══ Excerpted records

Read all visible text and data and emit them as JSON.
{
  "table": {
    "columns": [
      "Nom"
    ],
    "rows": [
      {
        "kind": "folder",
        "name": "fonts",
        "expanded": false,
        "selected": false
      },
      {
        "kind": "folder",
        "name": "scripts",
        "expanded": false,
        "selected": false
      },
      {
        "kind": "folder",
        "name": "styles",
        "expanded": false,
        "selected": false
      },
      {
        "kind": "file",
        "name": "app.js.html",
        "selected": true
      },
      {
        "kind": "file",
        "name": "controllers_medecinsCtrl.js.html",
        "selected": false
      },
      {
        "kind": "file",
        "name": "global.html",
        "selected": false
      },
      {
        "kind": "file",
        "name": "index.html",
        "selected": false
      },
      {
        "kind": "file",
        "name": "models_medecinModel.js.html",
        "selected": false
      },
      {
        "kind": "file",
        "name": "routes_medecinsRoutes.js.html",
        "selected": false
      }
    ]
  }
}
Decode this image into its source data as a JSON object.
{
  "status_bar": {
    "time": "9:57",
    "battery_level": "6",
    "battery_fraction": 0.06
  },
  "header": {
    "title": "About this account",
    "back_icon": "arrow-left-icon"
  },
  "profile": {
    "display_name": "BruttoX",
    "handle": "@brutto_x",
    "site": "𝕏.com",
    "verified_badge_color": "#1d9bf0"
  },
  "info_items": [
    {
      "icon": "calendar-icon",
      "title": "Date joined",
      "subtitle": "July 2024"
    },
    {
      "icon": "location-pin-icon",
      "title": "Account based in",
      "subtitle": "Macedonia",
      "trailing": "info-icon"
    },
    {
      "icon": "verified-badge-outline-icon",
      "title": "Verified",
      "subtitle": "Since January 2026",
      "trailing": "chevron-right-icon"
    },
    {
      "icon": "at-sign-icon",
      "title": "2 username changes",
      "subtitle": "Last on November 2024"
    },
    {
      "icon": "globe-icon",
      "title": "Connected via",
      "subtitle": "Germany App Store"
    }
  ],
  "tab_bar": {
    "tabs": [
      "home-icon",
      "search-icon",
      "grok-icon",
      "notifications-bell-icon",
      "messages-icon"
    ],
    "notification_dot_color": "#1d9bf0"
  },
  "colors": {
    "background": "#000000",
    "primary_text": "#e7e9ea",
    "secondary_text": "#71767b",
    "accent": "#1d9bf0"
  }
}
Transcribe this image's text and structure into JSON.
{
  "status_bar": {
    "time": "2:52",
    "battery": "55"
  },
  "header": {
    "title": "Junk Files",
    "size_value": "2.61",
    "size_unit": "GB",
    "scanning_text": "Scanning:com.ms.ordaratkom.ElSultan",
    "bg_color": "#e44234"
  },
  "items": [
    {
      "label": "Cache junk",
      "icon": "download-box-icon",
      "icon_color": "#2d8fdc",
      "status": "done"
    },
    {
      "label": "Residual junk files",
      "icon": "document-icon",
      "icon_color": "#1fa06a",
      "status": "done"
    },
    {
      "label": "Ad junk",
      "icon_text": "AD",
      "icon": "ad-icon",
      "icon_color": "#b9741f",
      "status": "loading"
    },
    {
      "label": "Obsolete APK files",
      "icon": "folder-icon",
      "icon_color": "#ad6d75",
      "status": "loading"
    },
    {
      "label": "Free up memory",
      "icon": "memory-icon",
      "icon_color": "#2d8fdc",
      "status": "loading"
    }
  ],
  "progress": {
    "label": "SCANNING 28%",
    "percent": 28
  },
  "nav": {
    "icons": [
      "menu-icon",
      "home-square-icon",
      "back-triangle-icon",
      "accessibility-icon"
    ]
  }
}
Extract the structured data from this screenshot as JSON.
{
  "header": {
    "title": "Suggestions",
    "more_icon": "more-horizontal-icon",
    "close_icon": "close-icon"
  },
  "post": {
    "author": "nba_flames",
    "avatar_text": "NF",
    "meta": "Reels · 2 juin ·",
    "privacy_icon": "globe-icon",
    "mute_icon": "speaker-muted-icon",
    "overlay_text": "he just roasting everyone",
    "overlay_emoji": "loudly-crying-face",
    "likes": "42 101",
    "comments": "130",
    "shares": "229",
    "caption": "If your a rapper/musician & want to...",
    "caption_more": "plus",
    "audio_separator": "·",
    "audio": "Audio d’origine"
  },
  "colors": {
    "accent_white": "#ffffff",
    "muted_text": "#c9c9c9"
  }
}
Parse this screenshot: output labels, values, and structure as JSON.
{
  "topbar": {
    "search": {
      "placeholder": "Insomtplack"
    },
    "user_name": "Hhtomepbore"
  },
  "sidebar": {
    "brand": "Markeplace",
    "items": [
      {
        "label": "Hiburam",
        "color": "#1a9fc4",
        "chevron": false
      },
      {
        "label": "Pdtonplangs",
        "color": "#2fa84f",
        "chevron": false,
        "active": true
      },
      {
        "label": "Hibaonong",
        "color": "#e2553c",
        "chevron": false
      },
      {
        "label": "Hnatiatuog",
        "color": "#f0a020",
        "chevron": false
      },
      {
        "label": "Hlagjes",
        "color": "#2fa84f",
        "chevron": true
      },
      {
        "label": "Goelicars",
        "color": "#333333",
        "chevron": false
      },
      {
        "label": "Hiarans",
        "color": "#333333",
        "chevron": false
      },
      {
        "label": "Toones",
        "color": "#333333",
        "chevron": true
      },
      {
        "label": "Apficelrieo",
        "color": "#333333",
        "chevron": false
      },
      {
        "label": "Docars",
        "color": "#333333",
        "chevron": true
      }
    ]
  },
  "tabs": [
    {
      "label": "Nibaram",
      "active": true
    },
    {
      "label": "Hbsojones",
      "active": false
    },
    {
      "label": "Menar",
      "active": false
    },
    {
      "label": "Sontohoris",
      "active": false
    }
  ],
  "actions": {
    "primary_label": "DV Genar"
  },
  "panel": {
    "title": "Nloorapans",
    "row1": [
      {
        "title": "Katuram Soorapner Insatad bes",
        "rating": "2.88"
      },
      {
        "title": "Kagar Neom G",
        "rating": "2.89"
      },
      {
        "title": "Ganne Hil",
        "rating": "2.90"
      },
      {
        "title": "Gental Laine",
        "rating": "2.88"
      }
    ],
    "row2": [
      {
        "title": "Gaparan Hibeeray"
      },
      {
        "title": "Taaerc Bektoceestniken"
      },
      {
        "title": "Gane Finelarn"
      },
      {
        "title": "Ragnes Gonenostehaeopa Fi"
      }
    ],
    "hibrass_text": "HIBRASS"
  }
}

════

* What is required:
How many of the lines above include the word "rating"? Respond with the number alone.

* Final result:
4